PROMPT:
Print exactly the lines from the one containing "Transcribe this image's" through the last line of the records below, both included, and nothing else; omit any pictures.

STORED DATA:
-=-=-=-=-
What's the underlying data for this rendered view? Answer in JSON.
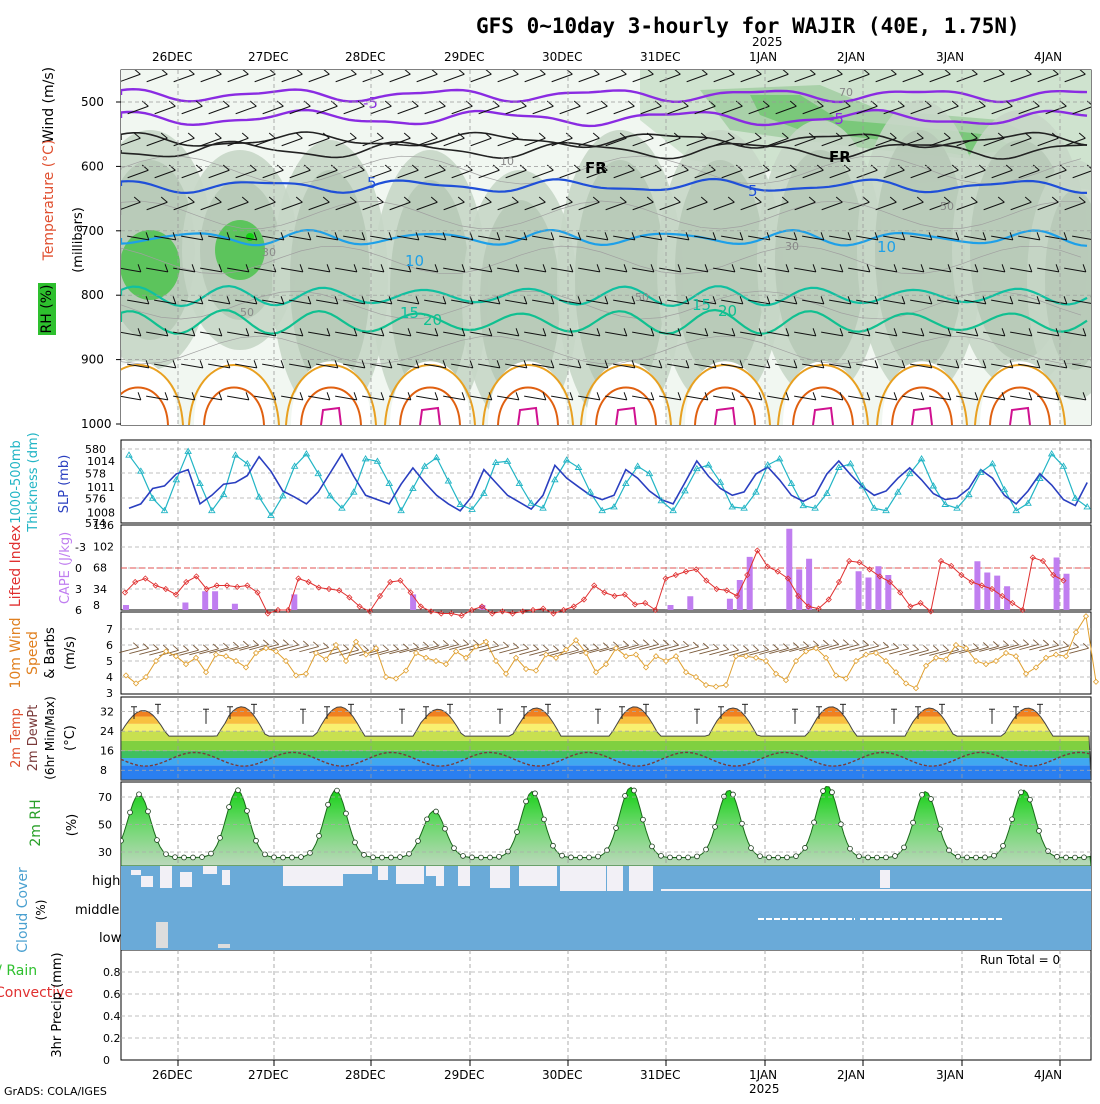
{
  "title": "GFS 0~10day 3-hourly for WAJIR (40E, 1.75N)",
  "credit": "GrADS: COLA/IGES",
  "time_axis": {
    "labels": [
      "26DEC",
      "27DEC",
      "28DEC",
      "29DEC",
      "30DEC",
      "31DEC",
      "1JAN",
      "2JAN",
      "3JAN",
      "4JAN"
    ],
    "year_label": "2025"
  },
  "chart_data": [
    {
      "id": "upper-air",
      "type": "heatmap",
      "ylabel": "(millibars)",
      "legend_labels": [
        "Wind (m/s)",
        "Temperature (°C)",
        "RH (%)"
      ],
      "pressure_ticks": [
        "500",
        "600",
        "700",
        "800",
        "900",
        "1000"
      ],
      "contour_labels": [
        "-5",
        "5",
        "10",
        "15",
        "20",
        "FR",
        "30",
        "50",
        "70"
      ]
    },
    {
      "id": "thickness-slp",
      "type": "line",
      "ylabel_left": "1000-500mb Thickness (dm)",
      "ylabel_right": "SLP (mb)",
      "left_ticks": [
        "580",
        "578",
        "576",
        "574"
      ],
      "right_ticks": [
        "1014",
        "1011",
        "1008"
      ],
      "series": [
        {
          "name": "Thickness",
          "values": [
            579.5,
            578.2,
            576.0,
            575.0,
            577.5,
            579.8,
            577.2,
            575.0,
            576.3,
            579.5,
            578.8,
            576.1,
            574.6,
            576.2,
            578.6,
            579.6,
            578.0,
            576.2,
            575.2,
            576.5,
            579.2,
            579.0,
            577.2,
            575.0,
            576.8,
            578.6,
            579.3,
            577.4,
            575.5,
            575.1,
            576.4,
            578.9,
            579.0,
            577.2,
            575.6,
            575.2,
            577.5,
            579.1,
            578.5,
            576.5,
            575.0,
            575.3,
            577.2,
            578.6,
            578.0,
            575.8,
            575.0,
            576.6,
            578.4,
            578.7,
            577.3,
            575.3,
            575.2,
            576.5,
            578.7,
            579.2,
            577.2,
            575.4,
            575.2,
            576.4,
            578.5,
            578.8,
            577.0,
            575.2,
            575.0,
            576.5,
            578.0,
            579.2,
            577.0,
            575.5,
            575.2,
            576.3,
            578.1,
            578.8,
            576.7,
            575.0,
            575.6,
            577.6,
            579.6,
            578.6,
            576.0,
            575.3
          ]
        },
        {
          "name": "SLP",
          "values": [
            1008.5,
            1009.0,
            1010.8,
            1011.1,
            1012.5,
            1013.0,
            1009.0,
            1010.0,
            1011.3,
            1011.5,
            1012.3,
            1014.5,
            1012.8,
            1010.5,
            1009.8,
            1009.0,
            1010.4,
            1012.6,
            1014.8,
            1012.2,
            1010.0,
            1009.5,
            1009.0,
            1011.3,
            1013.2,
            1011.5,
            1010.0,
            1009.0,
            1008.2,
            1009.9,
            1013.0,
            1011.5,
            1010.0,
            1009.2,
            1008.4,
            1010.0,
            1013.5,
            1012.0,
            1011.0,
            1010.0,
            1009.5,
            1010.0,
            1013.0,
            1012.0,
            1010.5,
            1009.5,
            1009.0,
            1011.5,
            1014.0,
            1012.2,
            1010.8,
            1010.0,
            1010.4,
            1012.5,
            1013.3,
            1011.8,
            1010.0,
            1009.3,
            1010.0,
            1012.5,
            1014.0,
            1012.4,
            1011.0,
            1010.0,
            1010.5,
            1012.0,
            1013.2,
            1011.8,
            1010.2,
            1009.5,
            1009.7,
            1010.8,
            1013.0,
            1012.0,
            1010.0,
            1009.0,
            1010.5,
            1012.5,
            1011.2,
            1009.5,
            1008.8,
            1011.5
          ]
        }
      ]
    },
    {
      "id": "lifted-cape",
      "type": "bar",
      "ylabel_left": "Lifted Index",
      "ylabel_right": "CAPE (J/kg)",
      "left_ticks": [
        "-3",
        "0",
        "3",
        "6"
      ],
      "right_ticks": [
        "136",
        "102",
        "68",
        "34",
        "8"
      ],
      "cape_bars": [
        [
          0,
          8
        ],
        [
          6,
          12
        ],
        [
          8,
          30
        ],
        [
          9,
          30
        ],
        [
          11,
          10
        ],
        [
          17,
          25
        ],
        [
          29,
          25
        ],
        [
          36,
          8
        ],
        [
          55,
          8
        ],
        [
          57,
          22
        ],
        [
          61,
          18
        ],
        [
          62,
          48
        ],
        [
          63,
          85
        ],
        [
          67,
          130
        ],
        [
          68,
          65
        ],
        [
          69,
          82
        ],
        [
          74,
          62
        ],
        [
          75,
          52
        ],
        [
          76,
          70
        ],
        [
          77,
          56
        ],
        [
          86,
          78
        ],
        [
          87,
          60
        ],
        [
          88,
          55
        ],
        [
          89,
          38
        ],
        [
          94,
          84
        ],
        [
          95,
          58
        ]
      ],
      "lifted_index": [
        3.5,
        2.0,
        1.5,
        2.5,
        3.0,
        3.8,
        2.0,
        1.2,
        3.0,
        2.5,
        2.5,
        2.7,
        2.5,
        3.5,
        6.5,
        6.0,
        6.0,
        1.5,
        2.0,
        2.8,
        3.0,
        3.2,
        4.2,
        5.5,
        6.2,
        4.0,
        2.0,
        1.8,
        3.5,
        5.5,
        6.2,
        6.5,
        6.5,
        6.8,
        6.0,
        5.5,
        6.5,
        6.2,
        6.5,
        6.2,
        6.0,
        5.8,
        6.5,
        6.0,
        5.5,
        4.5,
        2.5,
        3.5,
        4.0,
        3.8,
        5.2,
        5.0,
        6.0,
        1.5,
        1.0,
        0.5,
        0.2,
        1.8,
        3.0,
        3.2,
        4.0,
        1.0,
        -2.5,
        -0.2,
        0.5,
        1.5,
        4.0,
        5.5,
        5.8,
        4.5,
        2.0,
        -1.0,
        -0.8,
        0.2,
        1.2,
        2.0,
        3.5,
        5.5,
        5.0,
        6.2,
        -1.0,
        -0.3,
        1.0,
        2.0,
        2.5,
        3.0,
        4.0,
        5.0,
        6.0,
        -1.5,
        -1.0,
        1.0,
        1.8
      ]
    },
    {
      "id": "wind-10m",
      "type": "line",
      "ylabel": "10m Wind Speed & Barbs (m/s)",
      "ticks": [
        "7",
        "6",
        "5",
        "4",
        "3"
      ],
      "values": [
        4.1,
        3.6,
        4.0,
        5.0,
        5.6,
        5.3,
        4.8,
        5.2,
        4.3,
        5.4,
        5.3,
        5.0,
        4.6,
        5.5,
        5.8,
        5.6,
        5.0,
        4.1,
        4.2,
        5.5,
        5.1,
        6.0,
        5.0,
        6.2,
        5.4,
        5.8,
        4.0,
        3.9,
        4.4,
        5.5,
        5.2,
        5.0,
        4.8,
        5.6,
        5.2,
        5.9,
        6.2,
        5.0,
        4.2,
        5.2,
        4.5,
        4.4,
        5.4,
        5.2,
        5.7,
        6.3,
        5.5,
        4.3,
        4.8,
        5.8,
        5.3,
        5.4,
        4.6,
        5.3,
        5.0,
        5.3,
        4.3,
        4.0,
        3.5,
        3.4,
        3.5,
        5.3,
        5.3,
        5.2,
        5.0,
        4.2,
        3.8,
        5.0,
        5.6,
        5.8,
        5.2,
        4.1,
        3.9,
        5.0,
        5.4,
        5.5,
        5.0,
        4.3,
        3.6,
        3.3,
        4.7,
        5.2,
        5.1,
        6.0,
        5.8,
        5.0,
        4.8,
        5.0,
        5.5,
        5.3,
        4.2,
        4.6,
        5.2,
        5.4,
        5.3,
        6.8,
        7.8,
        3.7
      ]
    },
    {
      "id": "temp-2m",
      "type": "area",
      "ylabel": "2m Temp 2m DewPt (6hr Min/Max) (°C)",
      "ticks": [
        "32",
        "24",
        "16",
        "8"
      ],
      "temp_peaks": [
        32.5,
        34,
        34,
        33,
        33.5,
        34,
        33.5,
        34,
        33.5
      ],
      "dewpoint_note": "dotted line 10-15 °C"
    },
    {
      "id": "rh-2m",
      "type": "area",
      "ylabel": "2m RH (%)",
      "ticks": [
        "70",
        "50",
        "30"
      ],
      "rh_peaks": [
        72,
        75,
        75,
        60,
        74,
        77,
        75,
        78,
        74,
        75
      ],
      "rh_min": 25
    },
    {
      "id": "cloud-cover",
      "type": "bar",
      "ylabel": "Cloud Cover (%)",
      "levels": [
        "high",
        "middle",
        "low"
      ]
    },
    {
      "id": "precip",
      "type": "bar",
      "ylabel": "3hr Precip (mm)",
      "legend_labels": [
        "Total / Rain",
        "Convective"
      ],
      "ticks": [
        "0.8",
        "0.6",
        "0.4",
        "0.2",
        "0"
      ],
      "ylim": [
        0,
        1
      ],
      "run_total_label": "Run Total = 0",
      "values": []
    }
  ],
  "colors": {
    "thickness": "#22b5c5",
    "slp": "#2a3fc0",
    "cape": "#c07ef0",
    "lifted": "#e03030",
    "wind": "#e0a030",
    "rh_text": "#2aa02a",
    "cloud": "#6aaad8"
  }
}
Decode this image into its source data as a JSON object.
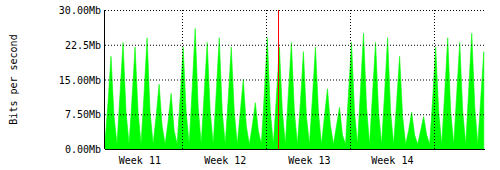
{
  "chart_data": {
    "type": "area",
    "ylabel": "Bits per second",
    "color": "#00ff00",
    "grid": true,
    "xlim": [
      0,
      31.6
    ],
    "ylim": [
      0,
      30
    ],
    "yticks": [
      {
        "value": 0,
        "label": "0.00Mb"
      },
      {
        "value": 7.5,
        "label": "7.50Mb"
      },
      {
        "value": 15,
        "label": "15.00Mb"
      },
      {
        "value": 22.5,
        "label": "22.5Mb"
      },
      {
        "value": 30,
        "label": "30.00Mb"
      }
    ],
    "xticks": [
      {
        "value": 2.9,
        "label": "Week 11"
      },
      {
        "value": 10.0,
        "label": "Week 12"
      },
      {
        "value": 17.0,
        "label": "Week 13"
      },
      {
        "value": 23.9,
        "label": "Week 14"
      }
    ],
    "xgrid": [
      6.4,
      13.4,
      20.4,
      27.4
    ],
    "marker_x": 14.4,
    "x": [
      0,
      0.25,
      0.5,
      0.75,
      1,
      1.25,
      1.5,
      1.75,
      2,
      2.25,
      2.5,
      2.75,
      3,
      3.25,
      3.5,
      3.75,
      4,
      4.25,
      4.5,
      4.75,
      5,
      5.25,
      5.5,
      5.75,
      6,
      6.25,
      6.5,
      6.75,
      7,
      7.25,
      7.5,
      7.75,
      8,
      8.25,
      8.5,
      8.75,
      9,
      9.25,
      9.5,
      9.75,
      10,
      10.25,
      10.5,
      10.75,
      11,
      11.25,
      11.5,
      11.75,
      12,
      12.25,
      12.5,
      12.75,
      13,
      13.25,
      13.5,
      13.75,
      14,
      14.25,
      14.5,
      14.75,
      15,
      15.25,
      15.5,
      15.75,
      16,
      16.25,
      16.5,
      16.75,
      17,
      17.25,
      17.5,
      17.75,
      18,
      18.25,
      18.5,
      18.75,
      19,
      19.25,
      19.5,
      19.75,
      20,
      20.25,
      20.5,
      20.75,
      21,
      21.25,
      21.5,
      21.75,
      22,
      22.25,
      22.5,
      22.75,
      23,
      23.25,
      23.5,
      23.75,
      24,
      24.25,
      24.5,
      24.75,
      25,
      25.25,
      25.5,
      25.75,
      26,
      26.25,
      26.5,
      26.75,
      27,
      27.25,
      27.5,
      27.75,
      28,
      28.25,
      28.5,
      28.75,
      29,
      29.25,
      29.5,
      29.75,
      30,
      30.25,
      30.5,
      30.75,
      31,
      31.25,
      31.5
    ],
    "values": [
      1.5,
      10,
      20,
      7,
      1,
      12,
      23,
      8,
      1,
      11,
      22,
      8,
      1,
      12,
      24,
      8,
      1,
      7,
      14,
      5,
      1,
      6,
      12,
      4,
      1,
      11,
      22,
      8,
      1,
      13,
      26,
      9,
      1,
      12,
      23,
      8,
      1,
      12,
      24,
      8,
      1,
      11,
      22,
      8,
      1,
      8,
      15,
      5,
      1,
      5,
      10,
      4,
      1,
      12,
      24,
      8,
      1,
      11,
      22,
      8,
      1,
      12,
      23,
      8,
      1,
      10,
      21,
      7,
      1,
      11,
      22,
      8,
      1,
      7,
      13,
      5,
      1,
      5,
      9,
      3,
      1,
      12,
      23,
      8,
      1,
      13,
      25,
      9,
      1,
      12,
      23,
      8,
      1,
      12,
      24,
      8,
      1,
      10,
      20,
      7,
      1,
      4,
      8,
      3,
      1,
      4,
      7,
      3,
      1,
      11,
      22,
      8,
      1,
      12,
      24,
      8,
      1,
      12,
      23,
      8,
      1,
      13,
      25,
      9,
      1,
      11,
      21
    ]
  }
}
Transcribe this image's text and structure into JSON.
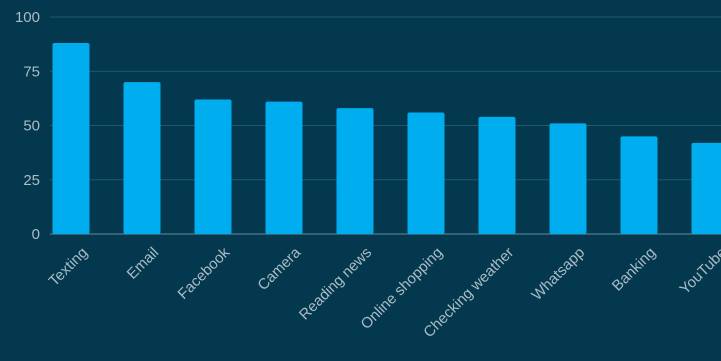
{
  "chart_data": {
    "type": "bar",
    "title": "",
    "xlabel": "",
    "ylabel": "",
    "categories": [
      "Texting",
      "Email",
      "Facebook",
      "Camera",
      "Reading news",
      "Online shopping",
      "Checking weather",
      "Whatsapp",
      "Banking",
      "YouTube"
    ],
    "values": [
      88,
      70,
      62,
      61,
      58,
      56,
      54,
      51,
      45,
      42
    ],
    "ylim": [
      0,
      100
    ],
    "yticks": [
      0,
      25,
      50,
      75,
      100
    ],
    "grid": true,
    "legend": "none",
    "colors": {
      "bar": "#00aeef",
      "background": "#04384f",
      "grid": "#1d5a70",
      "text": "#a9bcc6"
    }
  }
}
-=-=-=-=-
RESULT:
Transcribe this image's text and structure into JSON.
{
  "chart_data": {
    "type": "bar",
    "title": "",
    "xlabel": "",
    "ylabel": "",
    "categories": [
      "Texting",
      "Email",
      "Facebook",
      "Camera",
      "Reading news",
      "Online shopping",
      "Checking weather",
      "Whatsapp",
      "Banking",
      "YouTube"
    ],
    "values": [
      88,
      70,
      62,
      61,
      58,
      56,
      54,
      51,
      45,
      42
    ],
    "ylim": [
      0,
      100
    ],
    "yticks": [
      0,
      25,
      50,
      75,
      100
    ],
    "grid": true,
    "legend": "none",
    "colors": {
      "bar": "#00aeef",
      "background": "#04384f",
      "grid": "#1d5a70",
      "text": "#a9bcc6"
    }
  }
}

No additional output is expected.